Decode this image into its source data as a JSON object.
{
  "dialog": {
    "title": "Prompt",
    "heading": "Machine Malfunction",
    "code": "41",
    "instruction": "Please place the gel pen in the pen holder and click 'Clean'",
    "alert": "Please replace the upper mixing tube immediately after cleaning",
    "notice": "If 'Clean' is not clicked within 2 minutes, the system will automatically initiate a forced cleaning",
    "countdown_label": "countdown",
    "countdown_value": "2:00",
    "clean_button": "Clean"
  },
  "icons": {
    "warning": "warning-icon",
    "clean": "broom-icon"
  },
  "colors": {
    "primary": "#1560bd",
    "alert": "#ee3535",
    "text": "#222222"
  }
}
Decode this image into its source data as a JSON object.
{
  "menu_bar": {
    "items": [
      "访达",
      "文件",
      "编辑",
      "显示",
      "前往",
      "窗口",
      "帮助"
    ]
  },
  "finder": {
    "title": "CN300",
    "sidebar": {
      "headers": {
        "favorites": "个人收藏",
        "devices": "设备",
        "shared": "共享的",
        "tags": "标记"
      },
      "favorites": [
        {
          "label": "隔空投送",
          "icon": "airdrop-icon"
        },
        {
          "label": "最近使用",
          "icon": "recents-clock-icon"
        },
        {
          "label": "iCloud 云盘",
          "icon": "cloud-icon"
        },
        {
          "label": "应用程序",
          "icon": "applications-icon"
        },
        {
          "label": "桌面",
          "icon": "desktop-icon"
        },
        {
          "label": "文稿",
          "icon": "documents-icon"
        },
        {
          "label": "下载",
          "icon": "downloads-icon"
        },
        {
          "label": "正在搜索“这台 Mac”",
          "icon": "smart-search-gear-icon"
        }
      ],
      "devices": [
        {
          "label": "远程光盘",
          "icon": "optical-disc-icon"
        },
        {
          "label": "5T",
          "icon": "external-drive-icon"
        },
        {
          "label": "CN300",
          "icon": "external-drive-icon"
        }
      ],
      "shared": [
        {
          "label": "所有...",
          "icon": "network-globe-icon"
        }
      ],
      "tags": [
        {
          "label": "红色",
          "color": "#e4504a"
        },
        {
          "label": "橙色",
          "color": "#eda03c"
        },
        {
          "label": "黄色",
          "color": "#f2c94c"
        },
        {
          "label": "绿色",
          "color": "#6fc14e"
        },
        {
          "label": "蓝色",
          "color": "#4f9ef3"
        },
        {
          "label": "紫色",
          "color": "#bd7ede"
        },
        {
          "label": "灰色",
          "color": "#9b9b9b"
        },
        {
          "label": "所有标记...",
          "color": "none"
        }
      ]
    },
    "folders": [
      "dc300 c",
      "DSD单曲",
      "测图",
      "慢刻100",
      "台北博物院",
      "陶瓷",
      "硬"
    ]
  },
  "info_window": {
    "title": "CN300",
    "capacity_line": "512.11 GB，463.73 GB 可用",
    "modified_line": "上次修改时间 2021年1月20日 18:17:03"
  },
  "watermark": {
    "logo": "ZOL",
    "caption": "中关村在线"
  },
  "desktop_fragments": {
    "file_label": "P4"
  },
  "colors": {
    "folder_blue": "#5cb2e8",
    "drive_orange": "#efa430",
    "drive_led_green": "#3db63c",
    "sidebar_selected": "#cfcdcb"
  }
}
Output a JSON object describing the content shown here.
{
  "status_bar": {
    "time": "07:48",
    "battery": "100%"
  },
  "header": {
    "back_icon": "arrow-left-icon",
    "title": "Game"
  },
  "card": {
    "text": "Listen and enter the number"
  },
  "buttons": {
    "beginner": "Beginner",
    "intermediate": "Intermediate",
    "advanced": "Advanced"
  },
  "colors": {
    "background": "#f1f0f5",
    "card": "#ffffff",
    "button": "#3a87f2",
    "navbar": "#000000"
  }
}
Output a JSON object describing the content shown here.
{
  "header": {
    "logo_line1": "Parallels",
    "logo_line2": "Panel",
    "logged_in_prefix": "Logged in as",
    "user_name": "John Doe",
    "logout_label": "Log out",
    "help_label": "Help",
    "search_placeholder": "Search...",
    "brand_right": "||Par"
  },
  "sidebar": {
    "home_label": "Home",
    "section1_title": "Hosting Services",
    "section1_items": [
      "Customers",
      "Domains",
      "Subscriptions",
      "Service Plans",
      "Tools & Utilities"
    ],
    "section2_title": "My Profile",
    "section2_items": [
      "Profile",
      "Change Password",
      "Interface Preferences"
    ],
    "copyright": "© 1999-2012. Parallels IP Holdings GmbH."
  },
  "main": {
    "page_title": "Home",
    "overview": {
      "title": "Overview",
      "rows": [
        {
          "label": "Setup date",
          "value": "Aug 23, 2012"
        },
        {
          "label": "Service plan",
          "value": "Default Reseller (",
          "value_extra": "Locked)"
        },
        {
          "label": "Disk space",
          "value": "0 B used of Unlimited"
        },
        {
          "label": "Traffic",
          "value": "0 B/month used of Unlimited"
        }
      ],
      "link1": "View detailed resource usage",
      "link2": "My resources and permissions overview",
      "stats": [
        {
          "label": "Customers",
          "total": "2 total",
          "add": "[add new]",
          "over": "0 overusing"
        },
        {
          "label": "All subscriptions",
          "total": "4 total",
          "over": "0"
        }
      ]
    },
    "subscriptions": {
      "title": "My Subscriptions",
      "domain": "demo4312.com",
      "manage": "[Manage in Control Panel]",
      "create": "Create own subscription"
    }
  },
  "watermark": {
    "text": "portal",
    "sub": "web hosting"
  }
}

▸ **Job**:
Would you copy out each line exactly as written?

▸ **Expected answer**:
Decode this image into its source data as a JSON object.
{
  "dialog": {
    "title": "Prompt",
    "heading": "Machine Malfunction",
    "code": "41",
    "instruction": "Please place the gel pen in the pen holder and click 'Clean'",
    "alert": "Please replace the upper mixing tube immediately after cleaning",
    "notice": "If 'Clean' is not clicked within 2 minutes, the system will automatically initiate a forced cleaning",
    "countdown_label": "countdown",
    "countdown_value": "2:00",
    "clean_button": "Clean"
  },
  "icons": {
    "warning": "warning-icon",
    "clean": "broom-icon"
  },
  "colors": {
    "primary": "#1560bd",
    "alert": "#ee3535",
    "text": "#222222"
  }
}
Decode this image into its source data as a JSON object.
{
  "menu_bar": {
    "items": [
      "访达",
      "文件",
      "编辑",
      "显示",
      "前往",
      "窗口",
      "帮助"
    ]
  },
  "finder": {
    "title": "CN300",
    "sidebar": {
      "headers": {
        "favorites": "个人收藏",
        "devices": "设备",
        "shared": "共享的",
        "tags": "标记"
      },
      "favorites": [
        {
          "label": "隔空投送",
          "icon": "airdrop-icon"
        },
        {
          "label": "最近使用",
          "icon": "recents-clock-icon"
        },
        {
          "label": "iCloud 云盘",
          "icon": "cloud-icon"
        },
        {
          "label": "应用程序",
          "icon": "applications-icon"
        },
        {
          "label": "桌面",
          "icon": "desktop-icon"
        },
        {
          "label": "文稿",
          "icon": "documents-icon"
        },
        {
          "label": "下载",
          "icon": "downloads-icon"
        },
        {
          "label": "正在搜索“这台 Mac”",
          "icon": "smart-search-gear-icon"
        }
      ],
      "devices": [
        {
          "label": "远程光盘",
          "icon": "optical-disc-icon"
        },
        {
          "label": "5T",
          "icon": "external-drive-icon"
        },
        {
          "label": "CN300",
          "icon": "external-drive-icon"
        }
      ],
      "shared": [
        {
          "label": "所有...",
          "icon": "network-globe-icon"
        }
      ],
      "tags": [
        {
          "label": "红色",
          "color": "#e4504a"
        },
        {
          "label": "橙色",
          "color": "#eda03c"
        },
        {
          "label": "黄色",
          "color": "#f2c94c"
        },
        {
          "label": "绿色",
          "color": "#6fc14e"
        },
        {
          "label": "蓝色",
          "color": "#4f9ef3"
        },
        {
          "label": "紫色",
          "color": "#bd7ede"
        },
        {
          "label": "灰色",
          "color": "#9b9b9b"
        },
        {
          "label": "所有标记...",
          "color": "none"
        }
      ]
    },
    "folders": [
      "dc300 c",
      "DSD单曲",
      "测图",
      "慢刻100",
      "台北博物院",
      "陶瓷",
      "硬"
    ]
  },
  "info_window": {
    "title": "CN300",
    "capacity_line": "512.11 GB，463.73 GB 可用",
    "modified_line": "上次修改时间 2021年1月20日 18:17:03"
  },
  "watermark": {
    "logo": "ZOL",
    "caption": "中关村在线"
  },
  "desktop_fragments": {
    "file_label": "P4"
  },
  "colors": {
    "folder_blue": "#5cb2e8",
    "drive_orange": "#efa430",
    "drive_led_green": "#3db63c",
    "sidebar_selected": "#cfcdcb"
  }
}
Output a JSON object describing the content shown here.
{
  "status_bar": {
    "time": "07:48",
    "battery": "100%"
  },
  "header": {
    "back_icon": "arrow-left-icon",
    "title": "Game"
  },
  "card": {
    "text": "Listen and enter the number"
  },
  "buttons": {
    "beginner": "Beginner",
    "intermediate": "Intermediate",
    "advanced": "Advanced"
  },
  "colors": {
    "background": "#f1f0f5",
    "card": "#ffffff",
    "button": "#3a87f2",
    "navbar": "#000000"
  }
}
Output a JSON object describing the content shown here.
{
  "header": {
    "logo_line1": "Parallels",
    "logo_line2": "Panel",
    "logged_in_prefix": "Logged in as",
    "user_name": "John Doe",
    "logout_label": "Log out",
    "help_label": "Help",
    "search_placeholder": "Search...",
    "brand_right": "||Par"
  },
  "sidebar": {
    "home_label": "Home",
    "section1_title": "Hosting Services",
    "section1_items": [
      "Customers",
      "Domains",
      "Subscriptions",
      "Service Plans",
      "Tools & Utilities"
    ],
    "section2_title": "My Profile",
    "section2_items": [
      "Profile",
      "Change Password",
      "Interface Preferences"
    ],
    "copyright": "© 1999-2012. Parallels IP Holdings GmbH."
  },
  "main": {
    "page_title": "Home",
    "overview": {
      "title": "Overview",
      "rows": [
        {
          "label": "Setup date",
          "value": "Aug 23, 2012"
        },
        {
          "label": "Service plan",
          "value": "Default Reseller (",
          "value_extra": "Locked)"
        },
        {
          "label": "Disk space",
          "value": "0 B used of Unlimited"
        },
        {
          "label": "Traffic",
          "value": "0 B/month used of Unlimited"
        }
      ],
      "link1": "View detailed resource usage",
      "link2": "My resources and permissions overview",
      "stats": [
        {
          "label": "Customers",
          "total": "2 total",
          "add": "[add new]",
          "over": "0 overusing"
        },
        {
          "label": "All subscriptions",
          "total": "4 total",
          "over": "0"
        }
      ]
    },
    "subscriptions": {
      "title": "My Subscriptions",
      "domain": "demo4312.com",
      "manage": "[Manage in Control Panel]",
      "create": "Create own subscription"
    }
  },
  "watermark": {
    "text": "portal",
    "sub": "web hosting"
  }
}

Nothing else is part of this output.